■ **GIVEN DATA**:
____________

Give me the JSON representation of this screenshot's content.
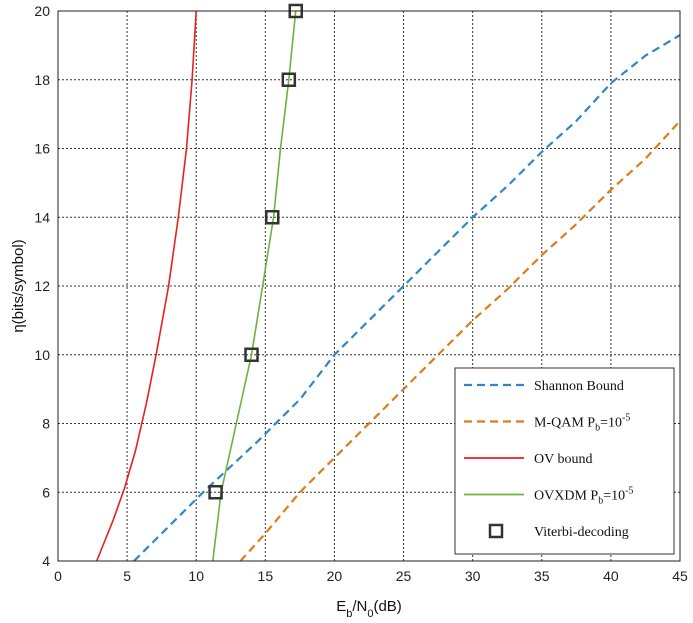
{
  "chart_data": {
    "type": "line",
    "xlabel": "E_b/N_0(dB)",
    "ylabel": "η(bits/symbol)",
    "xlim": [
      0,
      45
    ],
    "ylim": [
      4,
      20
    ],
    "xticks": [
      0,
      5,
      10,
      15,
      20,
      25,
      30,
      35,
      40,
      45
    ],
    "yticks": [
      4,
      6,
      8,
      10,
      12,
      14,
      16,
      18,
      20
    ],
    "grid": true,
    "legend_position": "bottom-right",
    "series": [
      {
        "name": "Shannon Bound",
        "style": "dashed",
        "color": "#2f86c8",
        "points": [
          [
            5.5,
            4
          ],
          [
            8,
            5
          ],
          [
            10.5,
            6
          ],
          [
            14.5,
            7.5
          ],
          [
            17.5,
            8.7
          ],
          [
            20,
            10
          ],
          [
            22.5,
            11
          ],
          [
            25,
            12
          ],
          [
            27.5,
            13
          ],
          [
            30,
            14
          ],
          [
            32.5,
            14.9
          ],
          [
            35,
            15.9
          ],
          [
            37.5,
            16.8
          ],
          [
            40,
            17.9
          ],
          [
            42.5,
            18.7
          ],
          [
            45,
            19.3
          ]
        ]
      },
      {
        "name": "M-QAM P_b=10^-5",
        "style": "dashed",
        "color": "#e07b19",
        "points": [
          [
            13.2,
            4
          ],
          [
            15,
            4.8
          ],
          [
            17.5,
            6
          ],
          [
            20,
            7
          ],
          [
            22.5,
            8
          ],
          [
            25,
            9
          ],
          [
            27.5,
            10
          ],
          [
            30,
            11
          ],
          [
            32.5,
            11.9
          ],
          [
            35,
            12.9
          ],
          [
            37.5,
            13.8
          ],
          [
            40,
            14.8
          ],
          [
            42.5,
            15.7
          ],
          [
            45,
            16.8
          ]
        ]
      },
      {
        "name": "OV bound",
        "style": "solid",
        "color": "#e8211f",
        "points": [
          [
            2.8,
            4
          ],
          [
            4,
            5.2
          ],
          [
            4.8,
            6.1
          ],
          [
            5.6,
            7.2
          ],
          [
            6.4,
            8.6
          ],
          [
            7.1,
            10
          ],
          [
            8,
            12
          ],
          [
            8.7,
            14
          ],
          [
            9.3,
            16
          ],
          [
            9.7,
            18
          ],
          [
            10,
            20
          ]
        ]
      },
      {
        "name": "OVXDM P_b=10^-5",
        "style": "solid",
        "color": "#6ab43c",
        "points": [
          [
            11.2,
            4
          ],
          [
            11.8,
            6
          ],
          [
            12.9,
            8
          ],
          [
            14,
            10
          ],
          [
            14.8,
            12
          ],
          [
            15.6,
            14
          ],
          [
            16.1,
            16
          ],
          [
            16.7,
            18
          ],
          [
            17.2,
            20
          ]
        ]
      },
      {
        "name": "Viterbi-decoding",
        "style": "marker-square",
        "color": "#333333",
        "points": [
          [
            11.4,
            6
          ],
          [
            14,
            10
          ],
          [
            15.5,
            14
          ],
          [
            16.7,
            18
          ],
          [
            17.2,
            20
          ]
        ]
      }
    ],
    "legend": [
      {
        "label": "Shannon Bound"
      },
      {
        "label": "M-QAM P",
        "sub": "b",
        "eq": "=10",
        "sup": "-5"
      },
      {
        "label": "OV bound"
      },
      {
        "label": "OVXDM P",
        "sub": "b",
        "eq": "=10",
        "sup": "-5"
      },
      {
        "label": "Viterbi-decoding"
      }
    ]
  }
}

____________

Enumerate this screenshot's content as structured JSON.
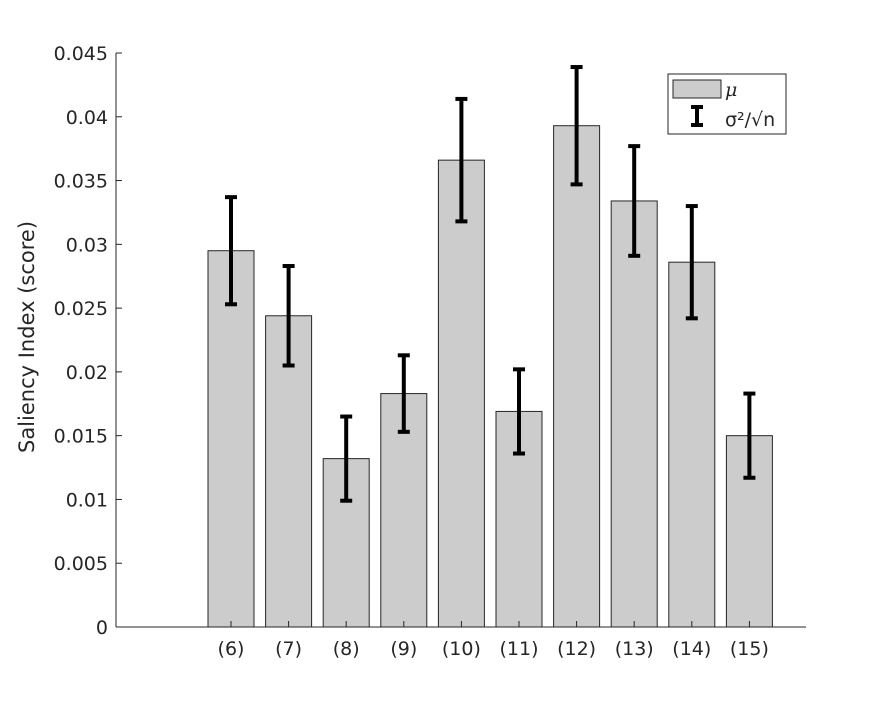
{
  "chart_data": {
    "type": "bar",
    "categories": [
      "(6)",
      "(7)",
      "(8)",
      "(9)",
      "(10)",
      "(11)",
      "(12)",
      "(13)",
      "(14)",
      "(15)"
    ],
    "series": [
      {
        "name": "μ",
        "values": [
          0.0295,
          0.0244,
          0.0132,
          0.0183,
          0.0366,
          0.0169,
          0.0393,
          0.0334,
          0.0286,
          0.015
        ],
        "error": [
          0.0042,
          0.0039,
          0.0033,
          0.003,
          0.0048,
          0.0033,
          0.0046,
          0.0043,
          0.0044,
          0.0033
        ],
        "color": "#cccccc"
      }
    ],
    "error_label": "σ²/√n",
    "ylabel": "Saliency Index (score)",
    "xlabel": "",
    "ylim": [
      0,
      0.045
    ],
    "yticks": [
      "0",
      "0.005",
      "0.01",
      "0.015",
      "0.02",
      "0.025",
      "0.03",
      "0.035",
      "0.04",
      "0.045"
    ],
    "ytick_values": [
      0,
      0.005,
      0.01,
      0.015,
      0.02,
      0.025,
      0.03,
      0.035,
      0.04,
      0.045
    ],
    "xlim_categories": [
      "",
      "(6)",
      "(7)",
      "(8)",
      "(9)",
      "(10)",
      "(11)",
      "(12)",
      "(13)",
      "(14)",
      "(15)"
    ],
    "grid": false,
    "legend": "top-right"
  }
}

____________

■ **EXERCISE BRIEF**:
Search the listing for the word "content" and return each line that holds it.

■ **OUTPUT**:
Give me the JSON representation of this screenshot's content.
Enumerate this screenshot's content as structured JSON.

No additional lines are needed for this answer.